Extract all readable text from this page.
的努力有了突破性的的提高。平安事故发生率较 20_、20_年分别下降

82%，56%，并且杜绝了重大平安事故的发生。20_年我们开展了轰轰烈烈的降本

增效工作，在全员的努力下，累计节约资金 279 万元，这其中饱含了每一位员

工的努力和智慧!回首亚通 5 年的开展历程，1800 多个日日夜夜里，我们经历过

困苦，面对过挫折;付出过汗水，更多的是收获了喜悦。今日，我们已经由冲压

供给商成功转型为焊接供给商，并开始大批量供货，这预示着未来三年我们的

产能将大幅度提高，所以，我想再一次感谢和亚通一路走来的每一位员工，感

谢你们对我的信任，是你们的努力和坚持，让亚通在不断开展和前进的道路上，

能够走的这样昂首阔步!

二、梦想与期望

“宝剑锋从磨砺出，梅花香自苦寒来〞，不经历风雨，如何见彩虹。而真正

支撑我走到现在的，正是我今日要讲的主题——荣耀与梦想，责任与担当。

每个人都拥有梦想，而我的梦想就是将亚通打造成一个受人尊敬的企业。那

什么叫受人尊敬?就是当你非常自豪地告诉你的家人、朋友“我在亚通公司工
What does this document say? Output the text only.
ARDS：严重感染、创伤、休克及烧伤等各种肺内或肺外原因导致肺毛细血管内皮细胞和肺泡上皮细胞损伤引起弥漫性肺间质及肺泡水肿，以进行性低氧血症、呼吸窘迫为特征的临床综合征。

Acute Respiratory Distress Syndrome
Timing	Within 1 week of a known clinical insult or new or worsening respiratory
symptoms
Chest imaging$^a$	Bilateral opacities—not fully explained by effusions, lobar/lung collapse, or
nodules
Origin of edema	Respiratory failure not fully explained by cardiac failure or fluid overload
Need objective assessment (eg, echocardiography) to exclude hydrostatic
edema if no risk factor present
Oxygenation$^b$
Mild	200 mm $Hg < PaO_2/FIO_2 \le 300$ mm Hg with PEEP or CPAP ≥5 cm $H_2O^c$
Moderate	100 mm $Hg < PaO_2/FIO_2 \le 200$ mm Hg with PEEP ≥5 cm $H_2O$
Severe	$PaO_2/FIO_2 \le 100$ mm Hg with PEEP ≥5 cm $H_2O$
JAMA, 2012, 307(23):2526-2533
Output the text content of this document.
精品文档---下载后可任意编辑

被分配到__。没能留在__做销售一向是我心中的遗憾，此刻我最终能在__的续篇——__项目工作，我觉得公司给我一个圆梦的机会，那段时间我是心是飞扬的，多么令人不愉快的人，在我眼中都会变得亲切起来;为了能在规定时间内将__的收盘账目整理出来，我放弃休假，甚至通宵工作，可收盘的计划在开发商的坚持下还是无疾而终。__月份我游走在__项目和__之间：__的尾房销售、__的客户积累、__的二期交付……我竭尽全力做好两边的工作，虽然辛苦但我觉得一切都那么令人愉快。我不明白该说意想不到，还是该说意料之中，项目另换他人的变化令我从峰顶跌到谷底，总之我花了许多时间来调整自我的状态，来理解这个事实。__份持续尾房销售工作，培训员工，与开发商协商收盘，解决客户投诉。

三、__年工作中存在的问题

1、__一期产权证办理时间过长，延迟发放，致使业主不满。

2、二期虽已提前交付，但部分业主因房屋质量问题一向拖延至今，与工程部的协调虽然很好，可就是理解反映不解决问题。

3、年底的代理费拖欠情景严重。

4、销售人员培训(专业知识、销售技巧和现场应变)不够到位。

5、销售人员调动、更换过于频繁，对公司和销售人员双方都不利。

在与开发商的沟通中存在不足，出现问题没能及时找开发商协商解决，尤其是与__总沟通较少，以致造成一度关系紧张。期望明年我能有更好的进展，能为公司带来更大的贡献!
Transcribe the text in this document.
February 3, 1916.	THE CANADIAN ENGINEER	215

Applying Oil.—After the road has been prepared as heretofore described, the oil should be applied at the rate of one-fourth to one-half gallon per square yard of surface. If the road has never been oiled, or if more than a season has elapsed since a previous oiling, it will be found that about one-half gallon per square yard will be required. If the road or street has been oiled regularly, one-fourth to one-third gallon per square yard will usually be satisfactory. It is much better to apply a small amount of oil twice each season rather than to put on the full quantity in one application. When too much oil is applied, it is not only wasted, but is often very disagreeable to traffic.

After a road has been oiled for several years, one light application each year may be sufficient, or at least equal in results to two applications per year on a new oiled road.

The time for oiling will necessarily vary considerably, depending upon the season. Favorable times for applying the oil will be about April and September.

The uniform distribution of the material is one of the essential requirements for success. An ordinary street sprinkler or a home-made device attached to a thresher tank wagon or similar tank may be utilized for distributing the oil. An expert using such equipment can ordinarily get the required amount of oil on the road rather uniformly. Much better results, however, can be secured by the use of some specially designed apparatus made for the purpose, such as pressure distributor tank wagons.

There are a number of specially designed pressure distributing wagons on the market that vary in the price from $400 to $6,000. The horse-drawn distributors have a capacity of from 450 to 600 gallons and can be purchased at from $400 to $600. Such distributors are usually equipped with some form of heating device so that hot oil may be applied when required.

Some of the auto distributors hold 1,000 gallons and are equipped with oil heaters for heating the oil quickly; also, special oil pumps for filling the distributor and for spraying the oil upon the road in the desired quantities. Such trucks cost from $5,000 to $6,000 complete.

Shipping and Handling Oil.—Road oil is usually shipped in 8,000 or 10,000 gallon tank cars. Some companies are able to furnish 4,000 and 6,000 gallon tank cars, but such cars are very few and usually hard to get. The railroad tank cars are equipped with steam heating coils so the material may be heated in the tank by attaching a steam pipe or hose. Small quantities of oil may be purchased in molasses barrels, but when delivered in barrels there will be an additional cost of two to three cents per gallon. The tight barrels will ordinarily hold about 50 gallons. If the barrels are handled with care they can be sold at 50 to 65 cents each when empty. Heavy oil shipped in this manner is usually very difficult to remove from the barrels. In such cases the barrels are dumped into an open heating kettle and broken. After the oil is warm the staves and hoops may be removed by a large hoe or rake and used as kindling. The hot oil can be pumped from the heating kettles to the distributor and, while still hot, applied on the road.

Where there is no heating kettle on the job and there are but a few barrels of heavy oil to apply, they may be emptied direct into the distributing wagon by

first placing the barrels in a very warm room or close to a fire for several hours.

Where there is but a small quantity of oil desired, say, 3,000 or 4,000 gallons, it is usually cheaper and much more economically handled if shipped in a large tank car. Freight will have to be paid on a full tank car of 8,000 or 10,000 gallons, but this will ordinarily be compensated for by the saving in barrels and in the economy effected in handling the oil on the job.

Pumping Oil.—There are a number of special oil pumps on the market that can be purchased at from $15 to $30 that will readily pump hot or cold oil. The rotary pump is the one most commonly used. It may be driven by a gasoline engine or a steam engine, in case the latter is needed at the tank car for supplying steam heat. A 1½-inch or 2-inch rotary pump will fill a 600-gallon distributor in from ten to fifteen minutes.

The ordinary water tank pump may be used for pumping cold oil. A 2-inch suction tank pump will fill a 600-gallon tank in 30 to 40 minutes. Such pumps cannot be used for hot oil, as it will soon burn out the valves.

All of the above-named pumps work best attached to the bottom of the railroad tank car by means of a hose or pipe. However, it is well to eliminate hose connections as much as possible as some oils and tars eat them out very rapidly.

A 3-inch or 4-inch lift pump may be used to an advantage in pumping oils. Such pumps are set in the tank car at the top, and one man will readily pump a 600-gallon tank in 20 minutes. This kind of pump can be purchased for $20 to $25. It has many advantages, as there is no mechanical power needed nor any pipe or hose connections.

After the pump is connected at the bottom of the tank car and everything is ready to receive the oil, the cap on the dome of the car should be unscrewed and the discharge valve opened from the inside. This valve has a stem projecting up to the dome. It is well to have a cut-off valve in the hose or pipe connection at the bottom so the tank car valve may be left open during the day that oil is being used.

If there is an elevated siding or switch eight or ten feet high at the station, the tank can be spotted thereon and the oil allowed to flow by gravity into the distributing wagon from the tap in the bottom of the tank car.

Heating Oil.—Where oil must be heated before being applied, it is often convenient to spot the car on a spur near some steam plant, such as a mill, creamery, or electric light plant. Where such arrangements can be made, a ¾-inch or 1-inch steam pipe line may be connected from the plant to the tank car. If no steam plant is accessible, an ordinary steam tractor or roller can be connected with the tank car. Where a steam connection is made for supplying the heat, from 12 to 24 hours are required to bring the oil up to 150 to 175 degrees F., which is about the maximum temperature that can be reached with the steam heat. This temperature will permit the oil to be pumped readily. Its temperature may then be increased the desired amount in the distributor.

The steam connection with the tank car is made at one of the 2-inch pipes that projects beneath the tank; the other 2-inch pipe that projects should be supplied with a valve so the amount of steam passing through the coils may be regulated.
+++
== WHAT YOU WILL DO ==
Find every line that holds "Output" and copy it.

== TASK RESULT ==
What does this document say? Output the text only.
Output the text content of this document.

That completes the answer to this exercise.